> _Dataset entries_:
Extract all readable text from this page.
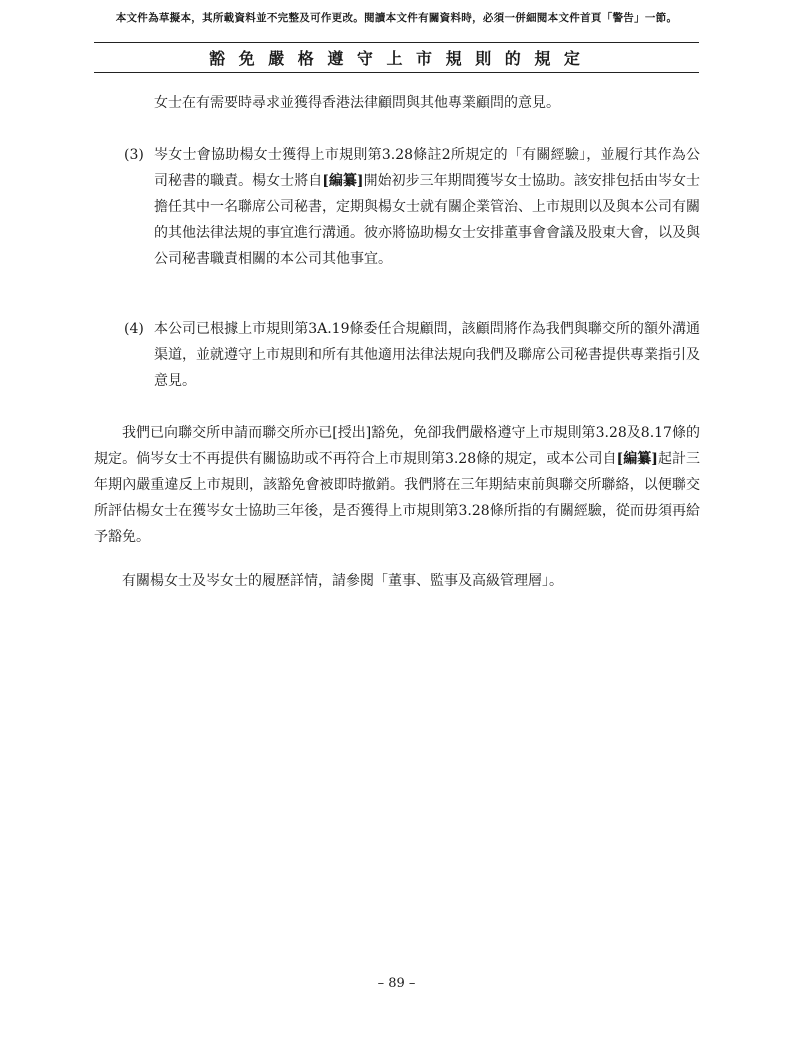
本文件為草擬本，其所載資料並不完整及可作更改。閱讀本文件有關資料時，必須一併細閱本文件首頁「警告」一節。
豁 免 嚴 格 遵 守 上 市 規 則 的 規 定
女士在有需要時尋求並獲得香港法律顧問與其他專業顧問的意見。
(3) 岑女士會協助楊女士獲得上市規則第3.28條註2所規定的「有關經驗」，並履行其作為公司秘書的職責。楊女士將自[編纂]開始初步三年期間獲岑女士協助。該安排包括由岑女士擔任其中一名聯席公司秘書，定期與楊女士就有關企業管治、上市規則以及與本公司有關的其他法律法規的事宜進行溝通。彼亦將協助楊女士安排董事會會議及股東大會，以及與公司秘書職責相關的本公司其他事宜。
(4) 本公司已根據上市規則第3A.19條委任合規顧問，該顧問將作為我們與聯交所的額外溝通渠道，並就遵守上市規則和所有其他適用法律法規向我們及聯席公司秘書提供專業指引及意見。
我們已向聯交所申請而聯交所亦已[授出]豁免，免卻我們嚴格遵守上市規則第3.28及8.17條的規定。倘岑女士不再提供有關協助或不再符合上市規則第3.28條的規定，或本公司自[編纂]起計三年期內嚴重違反上市規則，該豁免會被即時撤銷。我們將在三年期結束前與聯交所聯絡，以便聯交所評估楊女士在獲岑女士協助三年後，是否獲得上市規則第3.28條所指的有關經驗，從而毋須再給予豁免。
有關楊女士及岑女士的履歷詳情，請參閱「董事、監事及高級管理層」。
– 89 –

> _Given request_:
Write the lines above out again exactly, without any of their pictures.

> _Solution to the problem_:
Extract all readable text from this page.
本文件為草擬本，其所載資料並不完整及可作更改。閱讀本文件有關資料時，必須一併細閱本文件首頁「警告」一節。
豁 免 嚴 格 遵 守 上 市 規 則 的 規 定
女士在有需要時尋求並獲得香港法律顧問與其他專業顧問的意見。
(3) 岑女士會協助楊女士獲得上市規則第3.28條註2所規定的「有關經驗」，並履行其作為公司秘書的職責。楊女士將自[編纂]開始初步三年期間獲岑女士協助。該安排包括由岑女士擔任其中一名聯席公司秘書，定期與楊女士就有關企業管治、上市規則以及與本公司有關的其他法律法規的事宜進行溝通。彼亦將協助楊女士安排董事會會議及股東大會，以及與公司秘書職責相關的本公司其他事宜。
(4) 本公司已根據上市規則第3A.19條委任合規顧問，該顧問將作為我們與聯交所的額外溝通渠道，並就遵守上市規則和所有其他適用法律法規向我們及聯席公司秘書提供專業指引及意見。
我們已向聯交所申請而聯交所亦已[授出]豁免，免卻我們嚴格遵守上市規則第3.28及8.17條的規定。倘岑女士不再提供有關協助或不再符合上市規則第3.28條的規定，或本公司自[編纂]起計三年期內嚴重違反上市規則，該豁免會被即時撤銷。我們將在三年期結束前與聯交所聯絡，以便聯交所評估楊女士在獲岑女士協助三年後，是否獲得上市規則第3.28條所指的有關經驗，從而毋須再給予豁免。
有關楊女士及岑女士的履歷詳情，請參閱「董事、監事及高級管理層」。
– 89 –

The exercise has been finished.